• [Job]: Give the entries again, word for word.

• [Rows]:
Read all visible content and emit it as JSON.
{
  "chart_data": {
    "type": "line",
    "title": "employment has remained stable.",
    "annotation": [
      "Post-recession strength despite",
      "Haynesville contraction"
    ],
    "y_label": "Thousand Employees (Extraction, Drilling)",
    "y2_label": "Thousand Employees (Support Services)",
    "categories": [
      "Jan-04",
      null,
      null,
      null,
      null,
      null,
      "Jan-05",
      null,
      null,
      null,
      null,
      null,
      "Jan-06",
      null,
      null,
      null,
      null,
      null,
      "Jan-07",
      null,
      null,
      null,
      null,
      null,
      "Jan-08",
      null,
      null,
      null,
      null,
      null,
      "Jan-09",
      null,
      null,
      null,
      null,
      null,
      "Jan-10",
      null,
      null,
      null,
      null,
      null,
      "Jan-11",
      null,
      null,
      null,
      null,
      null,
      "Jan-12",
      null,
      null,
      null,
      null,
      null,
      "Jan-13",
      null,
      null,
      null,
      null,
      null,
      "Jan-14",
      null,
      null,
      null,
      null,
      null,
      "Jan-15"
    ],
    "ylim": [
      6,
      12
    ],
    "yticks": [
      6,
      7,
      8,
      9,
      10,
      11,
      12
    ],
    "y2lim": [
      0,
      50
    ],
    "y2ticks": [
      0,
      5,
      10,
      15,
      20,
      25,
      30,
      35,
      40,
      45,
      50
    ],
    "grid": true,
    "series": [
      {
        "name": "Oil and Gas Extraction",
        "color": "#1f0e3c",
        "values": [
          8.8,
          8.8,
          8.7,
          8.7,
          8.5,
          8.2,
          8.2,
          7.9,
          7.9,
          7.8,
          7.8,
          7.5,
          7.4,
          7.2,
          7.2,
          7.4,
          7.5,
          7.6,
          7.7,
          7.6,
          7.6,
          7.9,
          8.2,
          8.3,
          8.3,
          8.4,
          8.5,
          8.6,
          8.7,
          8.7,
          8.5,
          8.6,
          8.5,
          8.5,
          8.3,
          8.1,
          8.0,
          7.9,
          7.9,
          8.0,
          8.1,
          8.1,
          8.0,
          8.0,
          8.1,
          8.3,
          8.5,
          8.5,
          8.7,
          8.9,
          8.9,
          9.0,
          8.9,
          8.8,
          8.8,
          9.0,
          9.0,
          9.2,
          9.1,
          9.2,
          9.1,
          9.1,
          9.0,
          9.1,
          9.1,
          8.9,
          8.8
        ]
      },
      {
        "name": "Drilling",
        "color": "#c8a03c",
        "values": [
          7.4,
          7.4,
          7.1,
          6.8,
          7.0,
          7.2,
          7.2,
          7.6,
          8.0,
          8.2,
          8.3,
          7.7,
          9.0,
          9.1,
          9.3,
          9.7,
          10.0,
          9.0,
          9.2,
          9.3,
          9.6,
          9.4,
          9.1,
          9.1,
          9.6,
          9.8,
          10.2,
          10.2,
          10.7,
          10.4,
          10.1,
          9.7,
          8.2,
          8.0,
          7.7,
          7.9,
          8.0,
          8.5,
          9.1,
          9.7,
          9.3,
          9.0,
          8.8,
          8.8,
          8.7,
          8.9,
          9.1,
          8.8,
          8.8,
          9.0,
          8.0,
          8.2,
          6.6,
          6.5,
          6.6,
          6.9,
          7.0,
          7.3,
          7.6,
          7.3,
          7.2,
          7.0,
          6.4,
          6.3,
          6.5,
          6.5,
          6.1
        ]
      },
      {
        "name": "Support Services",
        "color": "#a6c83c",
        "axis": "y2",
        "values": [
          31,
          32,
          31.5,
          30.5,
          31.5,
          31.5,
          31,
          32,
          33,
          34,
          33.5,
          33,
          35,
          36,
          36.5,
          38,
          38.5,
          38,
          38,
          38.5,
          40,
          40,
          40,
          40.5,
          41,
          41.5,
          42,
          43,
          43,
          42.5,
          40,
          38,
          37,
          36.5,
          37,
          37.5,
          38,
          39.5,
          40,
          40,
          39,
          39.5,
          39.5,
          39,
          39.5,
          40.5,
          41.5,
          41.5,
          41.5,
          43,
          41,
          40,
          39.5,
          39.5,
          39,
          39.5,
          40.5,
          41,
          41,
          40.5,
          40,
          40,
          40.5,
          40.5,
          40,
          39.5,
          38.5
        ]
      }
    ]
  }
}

• [Reply]:
Read all visible content and emit it as JSON.
{
  "chart_data": {
    "type": "line",
    "title": "employment has remained stable.",
    "annotation": [
      "Post-recession strength despite",
      "Haynesville contraction"
    ],
    "y_label": "Thousand Employees (Extraction, Drilling)",
    "y2_label": "Thousand Employees (Support Services)",
    "categories": [
      "Jan-04",
      null,
      null,
      null,
      null,
      null,
      "Jan-05",
      null,
      null,
      null,
      null,
      null,
      "Jan-06",
      null,
      null,
      null,
      null,
      null,
      "Jan-07",
      null,
      null,
      null,
      null,
      null,
      "Jan-08",
      null,
      null,
      null,
      null,
      null,
      "Jan-09",
      null,
      null,
      null,
      null,
      null,
      "Jan-10",
      null,
      null,
      null,
      null,
      null,
      "Jan-11",
      null,
      null,
      null,
      null,
      null,
      "Jan-12",
      null,
      null,
      null,
      null,
      null,
      "Jan-13",
      null,
      null,
      null,
      null,
      null,
      "Jan-14",
      null,
      null,
      null,
      null,
      null,
      "Jan-15"
    ],
    "ylim": [
      6,
      12
    ],
    "yticks": [
      6,
      7,
      8,
      9,
      10,
      11,
      12
    ],
    "y2lim": [
      0,
      50
    ],
    "y2ticks": [
      0,
      5,
      10,
      15,
      20,
      25,
      30,
      35,
      40,
      45,
      50
    ],
    "grid": true,
    "series": [
      {
        "name": "Oil and Gas Extraction",
        "color": "#1f0e3c",
        "values": [
          8.8,
          8.8,
          8.7,
          8.7,
          8.5,
          8.2,
          8.2,
          7.9,
          7.9,
          7.8,
          7.8,
          7.5,
          7.4,
          7.2,
          7.2,
          7.4,
          7.5,
          7.6,
          7.7,
          7.6,
          7.6,
          7.9,
          8.2,
          8.3,
          8.3,
          8.4,
          8.5,
          8.6,
          8.7,
          8.7,
          8.5,
          8.6,
          8.5,
          8.5,
          8.3,
          8.1,
          8.0,
          7.9,
          7.9,
          8.0,
          8.1,
          8.1,
          8.0,
          8.0,
          8.1,
          8.3,
          8.5,
          8.5,
          8.7,
          8.9,
          8.9,
          9.0,
          8.9,
          8.8,
          8.8,
          9.0,
          9.0,
          9.2,
          9.1,
          9.2,
          9.1,
          9.1,
          9.0,
          9.1,
          9.1,
          8.9,
          8.8
        ]
      },
      {
        "name": "Drilling",
        "color": "#c8a03c",
        "values": [
          7.4,
          7.4,
          7.1,
          6.8,
          7.0,
          7.2,
          7.2,
          7.6,
          8.0,
          8.2,
          8.3,
          7.7,
          9.0,
          9.1,
          9.3,
          9.7,
          10.0,
          9.0,
          9.2,
          9.3,
          9.6,
          9.4,
          9.1,
          9.1,
          9.6,
          9.8,
          10.2,
          10.2,
          10.7,
          10.4,
          10.1,
          9.7,
          8.2,
          8.0,
          7.7,
          7.9,
          8.0,
          8.5,
          9.1,
          9.7,
          9.3,
          9.0,
          8.8,
          8.8,
          8.7,
          8.9,
          9.1,
          8.8,
          8.8,
          9.0,
          8.0,
          8.2,
          6.6,
          6.5,
          6.6,
          6.9,
          7.0,
          7.3,
          7.6,
          7.3,
          7.2,
          7.0,
          6.4,
          6.3,
          6.5,
          6.5,
          6.1
        ]
      },
      {
        "name": "Support Services",
        "color": "#a6c83c",
        "axis": "y2",
        "values": [
          31,
          32,
          31.5,
          30.5,
          31.5,
          31.5,
          31,
          32,
          33,
          34,
          33.5,
          33,
          35,
          36,
          36.5,
          38,
          38.5,
          38,
          38,
          38.5,
          40,
          40,
          40,
          40.5,
          41,
          41.5,
          42,
          43,
          43,
          42.5,
          40,
          38,
          37,
          36.5,
          37,
          37.5,
          38,
          39.5,
          40,
          40,
          39,
          39.5,
          39.5,
          39,
          39.5,
          40.5,
          41.5,
          41.5,
          41.5,
          43,
          41,
          40,
          39.5,
          39.5,
          39,
          39.5,
          40.5,
          41,
          41,
          40.5,
          40,
          40,
          40.5,
          40.5,
          40,
          39.5,
          38.5
        ]
      }
    ]
  }
}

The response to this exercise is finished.